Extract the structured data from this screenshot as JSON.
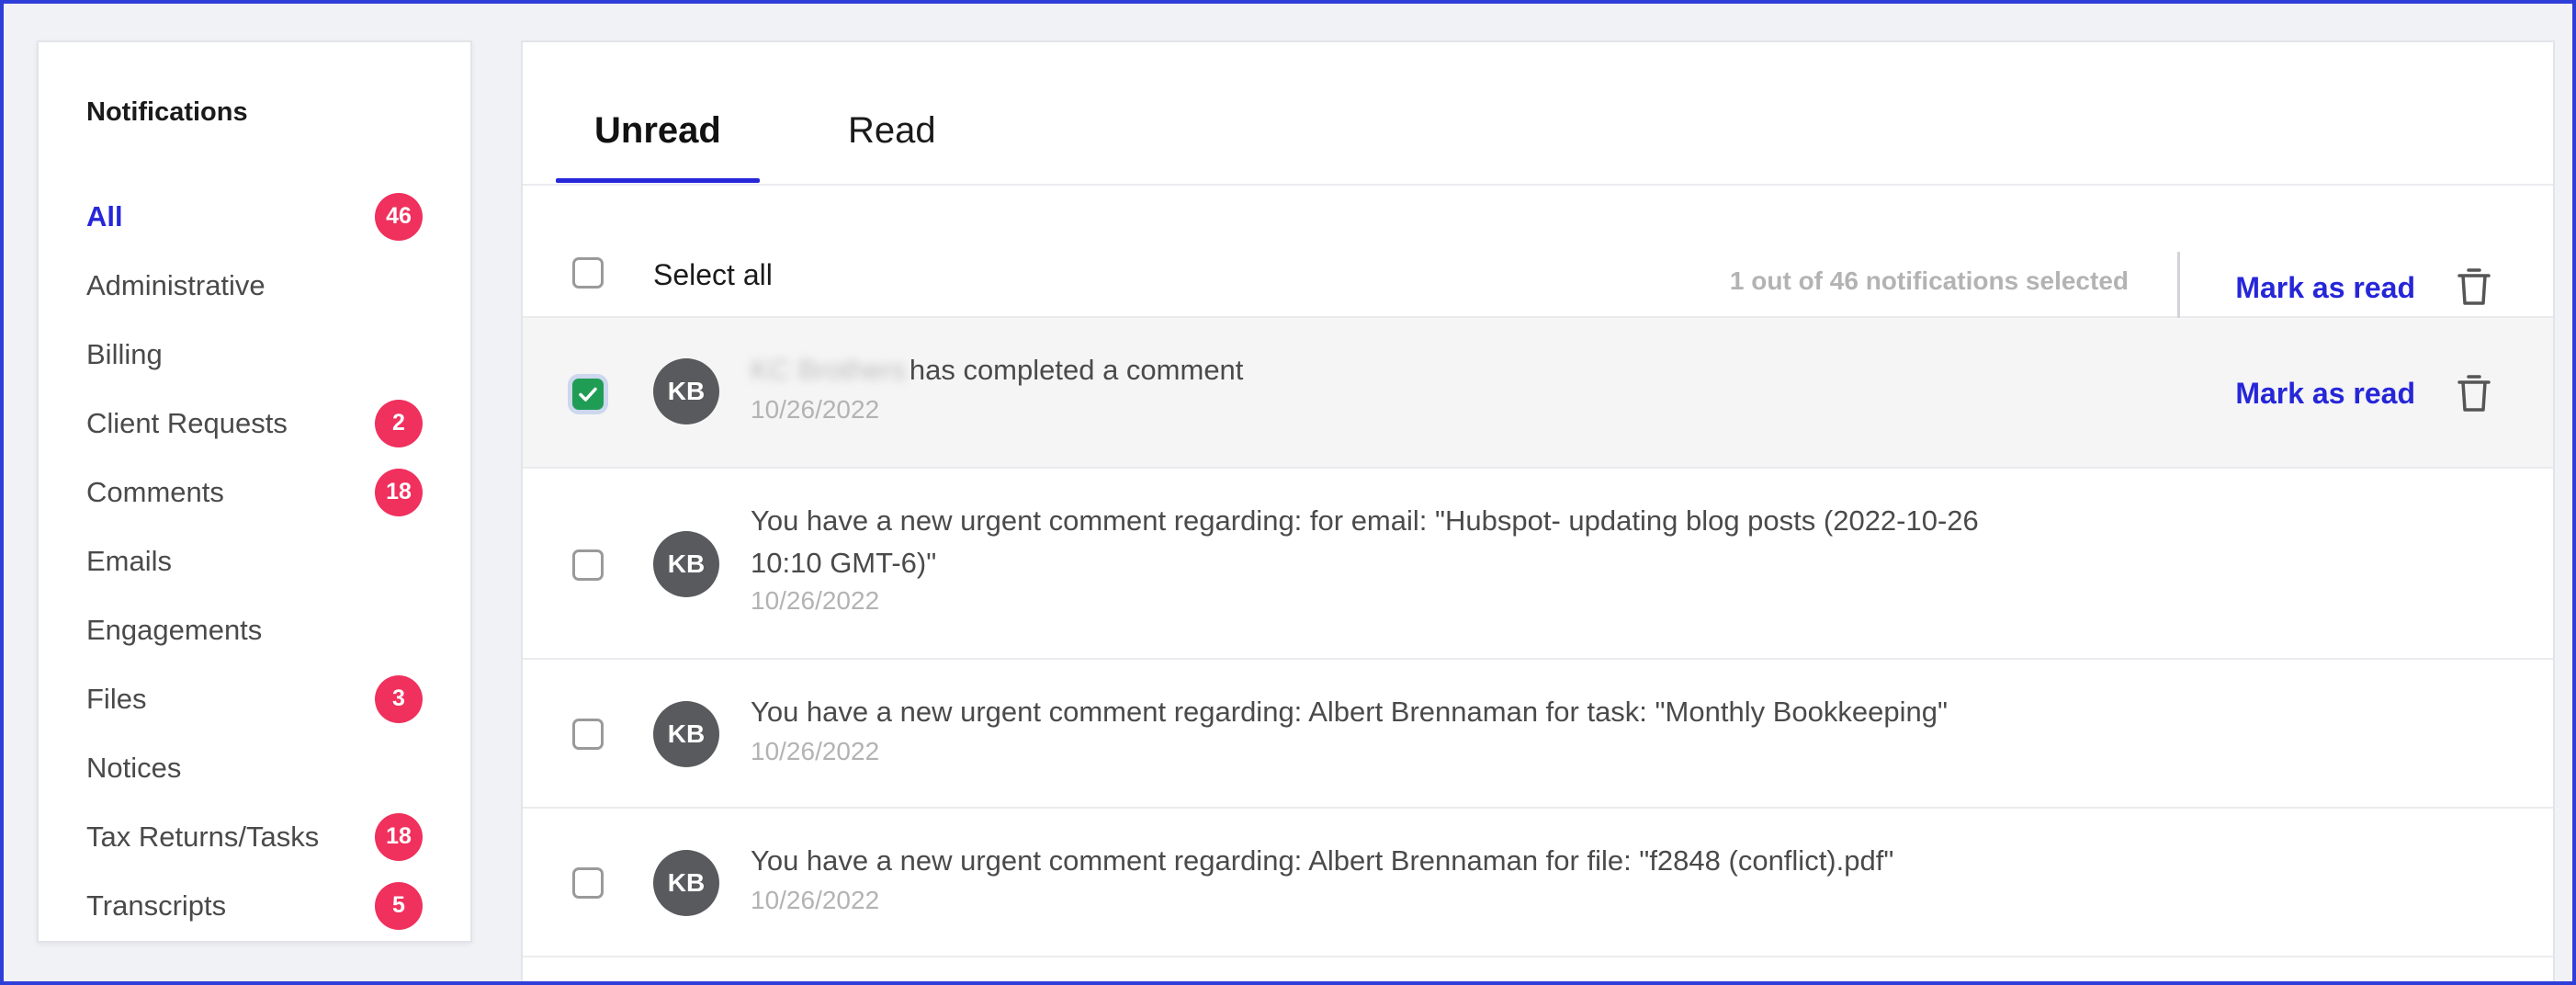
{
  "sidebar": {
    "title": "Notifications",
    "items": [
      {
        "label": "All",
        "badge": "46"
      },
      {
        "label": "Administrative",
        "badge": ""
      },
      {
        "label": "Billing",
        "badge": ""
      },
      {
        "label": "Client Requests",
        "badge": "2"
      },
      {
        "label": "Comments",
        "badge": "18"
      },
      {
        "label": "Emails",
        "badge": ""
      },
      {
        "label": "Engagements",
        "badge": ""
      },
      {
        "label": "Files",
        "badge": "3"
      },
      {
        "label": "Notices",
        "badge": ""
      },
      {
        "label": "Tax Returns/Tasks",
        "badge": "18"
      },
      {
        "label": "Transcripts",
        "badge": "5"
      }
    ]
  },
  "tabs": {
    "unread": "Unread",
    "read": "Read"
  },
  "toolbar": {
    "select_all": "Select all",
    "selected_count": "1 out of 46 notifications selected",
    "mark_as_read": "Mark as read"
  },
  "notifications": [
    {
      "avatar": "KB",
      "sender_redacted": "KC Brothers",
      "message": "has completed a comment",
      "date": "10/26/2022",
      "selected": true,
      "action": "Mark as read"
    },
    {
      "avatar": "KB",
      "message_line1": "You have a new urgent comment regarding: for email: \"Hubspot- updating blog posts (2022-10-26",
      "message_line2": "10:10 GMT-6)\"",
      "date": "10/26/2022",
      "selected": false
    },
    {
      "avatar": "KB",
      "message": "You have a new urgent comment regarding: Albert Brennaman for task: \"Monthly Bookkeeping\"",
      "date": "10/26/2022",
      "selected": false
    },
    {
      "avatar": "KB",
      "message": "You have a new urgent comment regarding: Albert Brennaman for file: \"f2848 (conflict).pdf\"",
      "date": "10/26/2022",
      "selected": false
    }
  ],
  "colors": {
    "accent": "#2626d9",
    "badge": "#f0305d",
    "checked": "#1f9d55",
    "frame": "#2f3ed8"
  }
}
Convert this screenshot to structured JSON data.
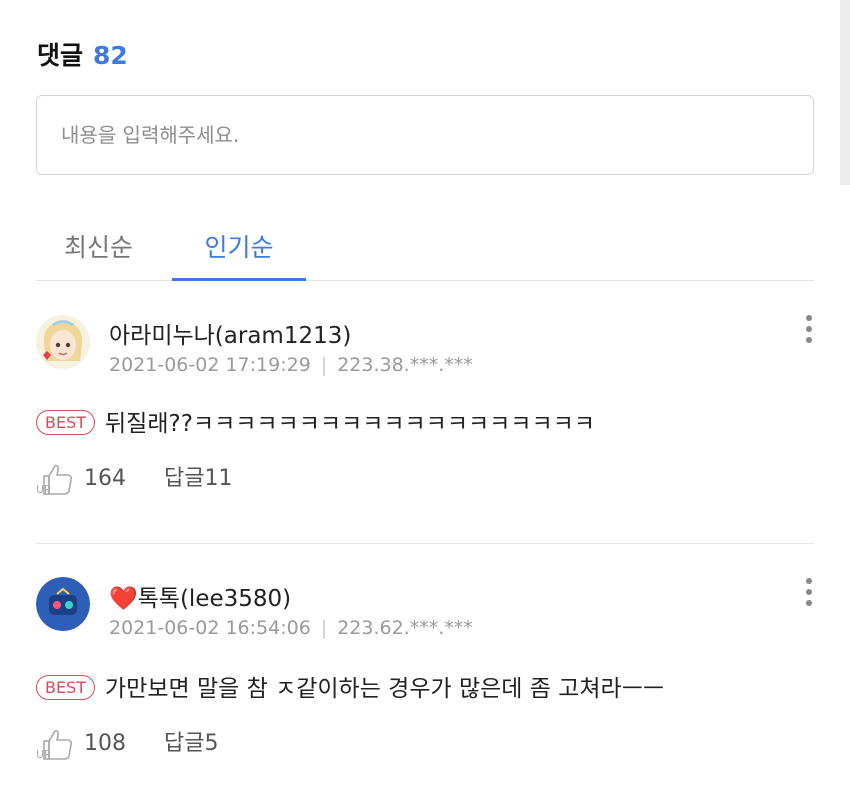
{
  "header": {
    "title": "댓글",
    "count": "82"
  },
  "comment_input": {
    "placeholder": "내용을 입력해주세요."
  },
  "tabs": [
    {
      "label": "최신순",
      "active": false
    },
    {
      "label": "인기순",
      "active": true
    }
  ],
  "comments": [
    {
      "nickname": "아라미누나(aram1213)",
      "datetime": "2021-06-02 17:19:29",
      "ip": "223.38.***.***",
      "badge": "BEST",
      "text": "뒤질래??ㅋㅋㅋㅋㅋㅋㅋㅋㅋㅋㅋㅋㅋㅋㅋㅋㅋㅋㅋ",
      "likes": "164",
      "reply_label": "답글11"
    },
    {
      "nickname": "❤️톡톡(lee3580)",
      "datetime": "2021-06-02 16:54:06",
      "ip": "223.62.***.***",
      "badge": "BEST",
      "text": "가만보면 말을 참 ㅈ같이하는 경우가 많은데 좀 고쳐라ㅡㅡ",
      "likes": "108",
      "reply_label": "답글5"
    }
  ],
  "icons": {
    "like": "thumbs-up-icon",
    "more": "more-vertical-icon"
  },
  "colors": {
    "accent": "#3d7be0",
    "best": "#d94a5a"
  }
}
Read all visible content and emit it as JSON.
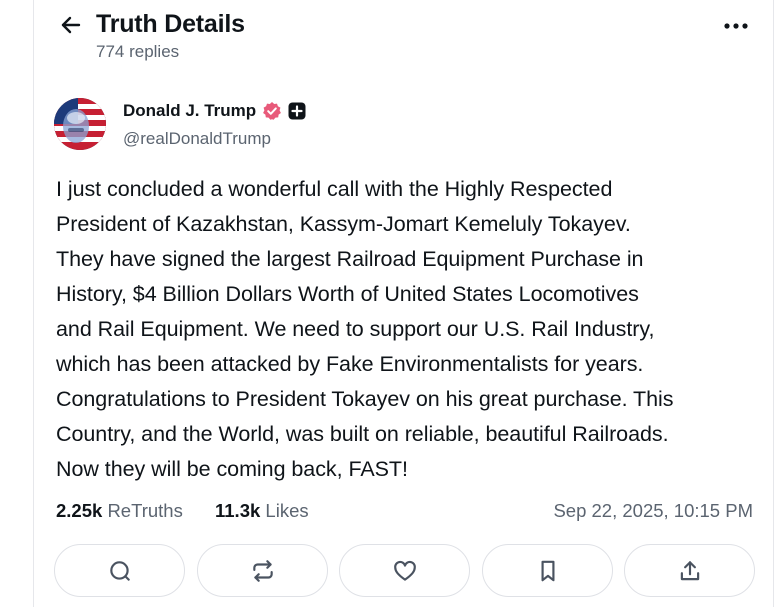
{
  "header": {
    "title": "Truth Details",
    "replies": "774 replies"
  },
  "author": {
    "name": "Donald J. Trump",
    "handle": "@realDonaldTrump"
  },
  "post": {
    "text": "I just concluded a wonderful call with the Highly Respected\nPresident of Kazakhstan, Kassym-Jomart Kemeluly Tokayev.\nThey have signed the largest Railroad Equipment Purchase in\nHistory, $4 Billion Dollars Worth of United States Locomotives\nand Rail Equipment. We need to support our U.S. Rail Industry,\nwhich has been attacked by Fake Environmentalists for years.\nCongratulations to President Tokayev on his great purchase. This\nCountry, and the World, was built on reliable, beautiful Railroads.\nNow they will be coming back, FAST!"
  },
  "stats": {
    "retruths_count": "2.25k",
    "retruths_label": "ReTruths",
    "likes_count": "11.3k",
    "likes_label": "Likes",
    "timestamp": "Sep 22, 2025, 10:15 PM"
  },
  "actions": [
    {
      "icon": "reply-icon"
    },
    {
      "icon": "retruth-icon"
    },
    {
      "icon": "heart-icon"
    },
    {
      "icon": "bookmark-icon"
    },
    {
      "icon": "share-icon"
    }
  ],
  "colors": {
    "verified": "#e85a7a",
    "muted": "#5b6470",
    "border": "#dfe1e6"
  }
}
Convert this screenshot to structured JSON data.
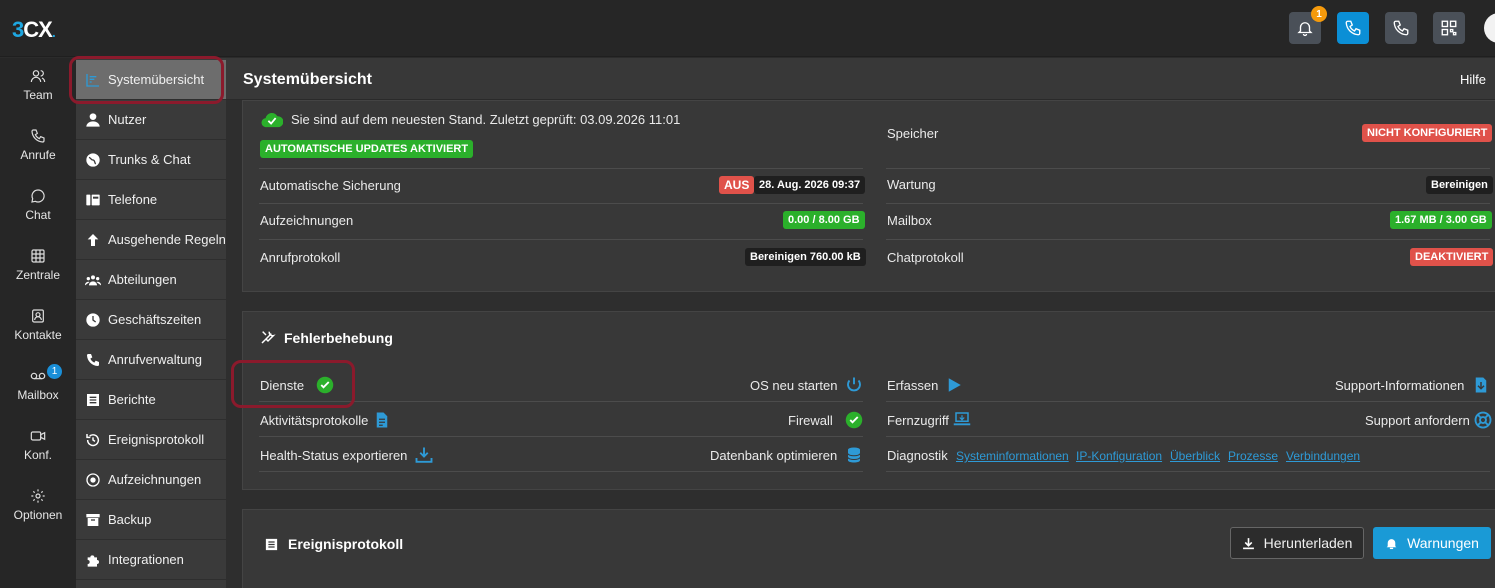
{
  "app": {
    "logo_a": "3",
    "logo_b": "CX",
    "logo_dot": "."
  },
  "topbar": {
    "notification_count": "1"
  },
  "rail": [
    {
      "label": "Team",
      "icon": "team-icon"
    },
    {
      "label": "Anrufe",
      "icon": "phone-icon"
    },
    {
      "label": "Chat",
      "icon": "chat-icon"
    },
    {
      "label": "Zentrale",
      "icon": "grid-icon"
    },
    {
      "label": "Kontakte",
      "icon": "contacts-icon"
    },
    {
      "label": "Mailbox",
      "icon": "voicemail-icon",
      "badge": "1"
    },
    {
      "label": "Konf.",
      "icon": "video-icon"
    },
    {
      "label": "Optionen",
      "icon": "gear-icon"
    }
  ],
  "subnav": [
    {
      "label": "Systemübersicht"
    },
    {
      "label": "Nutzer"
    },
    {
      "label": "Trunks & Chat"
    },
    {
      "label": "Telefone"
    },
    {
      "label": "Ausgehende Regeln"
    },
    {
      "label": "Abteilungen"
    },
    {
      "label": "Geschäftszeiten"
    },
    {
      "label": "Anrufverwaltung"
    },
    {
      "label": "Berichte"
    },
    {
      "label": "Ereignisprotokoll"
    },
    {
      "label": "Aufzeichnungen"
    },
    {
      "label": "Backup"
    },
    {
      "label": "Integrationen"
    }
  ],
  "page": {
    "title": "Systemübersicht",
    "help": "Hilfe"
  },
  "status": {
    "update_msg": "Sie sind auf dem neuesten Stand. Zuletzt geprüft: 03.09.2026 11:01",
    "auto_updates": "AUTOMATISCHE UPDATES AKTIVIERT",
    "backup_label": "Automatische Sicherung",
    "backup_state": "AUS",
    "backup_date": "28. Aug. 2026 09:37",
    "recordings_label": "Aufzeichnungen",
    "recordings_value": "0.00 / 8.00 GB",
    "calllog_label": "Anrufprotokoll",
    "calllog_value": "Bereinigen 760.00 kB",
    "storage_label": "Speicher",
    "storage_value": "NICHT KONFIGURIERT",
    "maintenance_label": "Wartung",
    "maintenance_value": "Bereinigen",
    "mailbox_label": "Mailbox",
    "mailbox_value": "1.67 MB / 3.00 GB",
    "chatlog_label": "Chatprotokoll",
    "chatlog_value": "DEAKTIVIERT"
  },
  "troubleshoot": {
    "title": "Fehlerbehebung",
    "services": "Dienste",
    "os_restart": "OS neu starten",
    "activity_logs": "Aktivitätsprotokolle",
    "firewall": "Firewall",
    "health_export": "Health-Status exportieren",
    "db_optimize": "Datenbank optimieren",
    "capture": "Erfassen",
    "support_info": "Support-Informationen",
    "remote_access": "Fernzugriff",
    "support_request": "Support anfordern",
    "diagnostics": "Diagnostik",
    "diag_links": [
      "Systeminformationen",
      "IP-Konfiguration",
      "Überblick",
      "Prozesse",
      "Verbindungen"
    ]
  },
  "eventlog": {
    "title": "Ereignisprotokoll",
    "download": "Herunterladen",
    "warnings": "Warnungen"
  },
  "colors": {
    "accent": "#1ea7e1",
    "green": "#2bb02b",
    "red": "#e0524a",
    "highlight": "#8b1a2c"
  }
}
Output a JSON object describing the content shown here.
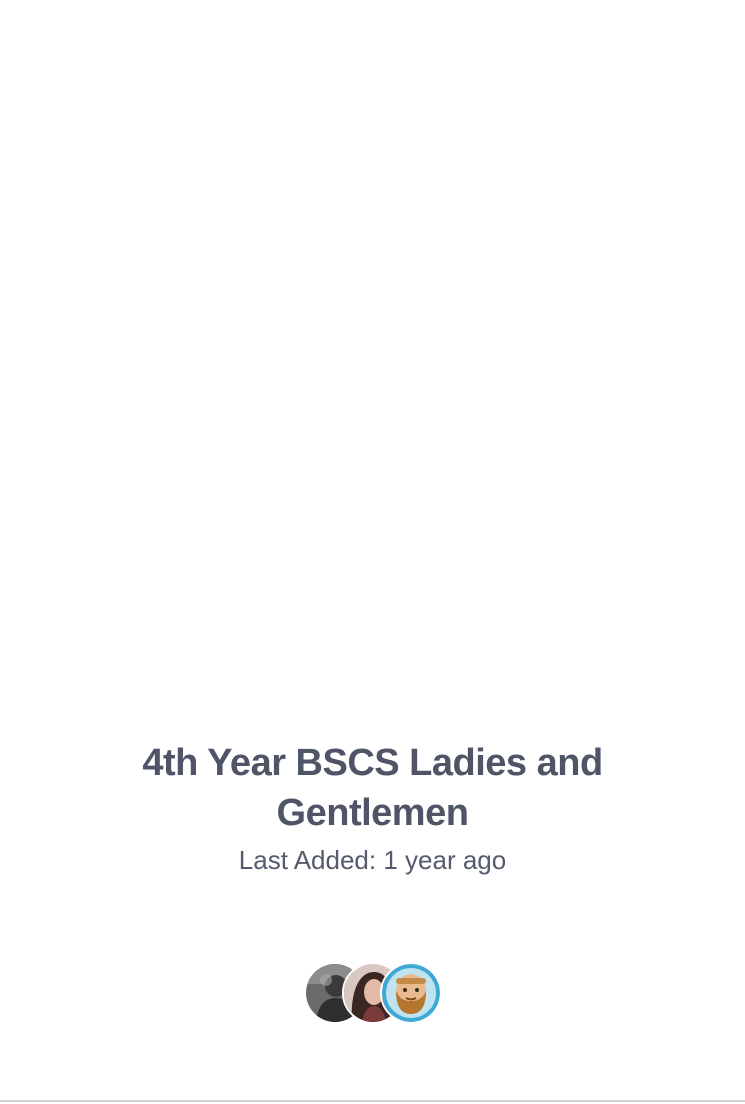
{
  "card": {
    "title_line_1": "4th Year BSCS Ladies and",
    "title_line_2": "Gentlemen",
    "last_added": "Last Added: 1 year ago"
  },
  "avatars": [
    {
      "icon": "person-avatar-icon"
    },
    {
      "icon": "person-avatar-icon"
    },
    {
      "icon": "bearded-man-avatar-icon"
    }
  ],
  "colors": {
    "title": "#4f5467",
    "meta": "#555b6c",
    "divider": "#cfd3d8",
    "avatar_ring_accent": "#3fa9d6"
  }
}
━━━━━━━━
(Problem requirements)
Reproduce exactly and only the lines from the one with "Output a JSON" through the last entry, both included, excluding every picture.

(The completed task)
Output a JSON object describing the content shown here.
{
  "card": {
    "title_line_1": "4th Year BSCS Ladies and",
    "title_line_2": "Gentlemen",
    "last_added": "Last Added: 1 year ago"
  },
  "avatars": [
    {
      "icon": "person-avatar-icon"
    },
    {
      "icon": "person-avatar-icon"
    },
    {
      "icon": "bearded-man-avatar-icon"
    }
  ],
  "colors": {
    "title": "#4f5467",
    "meta": "#555b6c",
    "divider": "#cfd3d8",
    "avatar_ring_accent": "#3fa9d6"
  }
}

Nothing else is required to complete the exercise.